#### TASK STATEMENT
Make an exact copy of the listing below.

#### DATA
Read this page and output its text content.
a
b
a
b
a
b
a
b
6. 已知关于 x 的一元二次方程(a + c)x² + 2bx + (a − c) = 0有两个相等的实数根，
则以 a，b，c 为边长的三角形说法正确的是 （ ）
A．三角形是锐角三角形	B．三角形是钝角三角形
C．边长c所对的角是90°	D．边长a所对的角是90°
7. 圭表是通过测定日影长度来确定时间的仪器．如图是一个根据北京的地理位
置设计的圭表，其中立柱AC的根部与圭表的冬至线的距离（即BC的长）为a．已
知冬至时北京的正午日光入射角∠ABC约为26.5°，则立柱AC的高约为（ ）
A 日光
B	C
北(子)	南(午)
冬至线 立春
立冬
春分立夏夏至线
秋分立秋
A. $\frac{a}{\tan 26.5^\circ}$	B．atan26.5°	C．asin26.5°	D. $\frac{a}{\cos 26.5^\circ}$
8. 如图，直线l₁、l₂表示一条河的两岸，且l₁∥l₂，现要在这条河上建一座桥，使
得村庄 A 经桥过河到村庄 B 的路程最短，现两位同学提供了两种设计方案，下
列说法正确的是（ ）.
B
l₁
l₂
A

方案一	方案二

#### CORRECT ANSWER
Read this page and output its text content.
a
b
a
b
a
b
a
b
6. 已知关于 x 的一元二次方程(a + c)x² + 2bx + (a − c) = 0有两个相等的实数根，
则以 a，b，c 为边长的三角形说法正确的是 （ ）
A．三角形是锐角三角形	B．三角形是钝角三角形
C．边长c所对的角是90°	D．边长a所对的角是90°
7. 圭表是通过测定日影长度来确定时间的仪器．如图是一个根据北京的地理位
置设计的圭表，其中立柱AC的根部与圭表的冬至线的距离（即BC的长）为a．已
知冬至时北京的正午日光入射角∠ABC约为26.5°，则立柱AC的高约为（ ）
A 日光
B	C
北(子)	南(午)
冬至线 立春
立冬
春分立夏夏至线
秋分立秋
A. $\frac{a}{\tan 26.5^\circ}$	B．atan26.5°	C．asin26.5°	D. $\frac{a}{\cos 26.5^\circ}$
8. 如图，直线l₁、l₂表示一条河的两岸，且l₁∥l₂，现要在这条河上建一座桥，使
得村庄 A 经桥过河到村庄 B 的路程最短，现两位同学提供了两种设计方案，下
列说法正确的是（ ）.
B
l₁
l₂
A

方案一	方案二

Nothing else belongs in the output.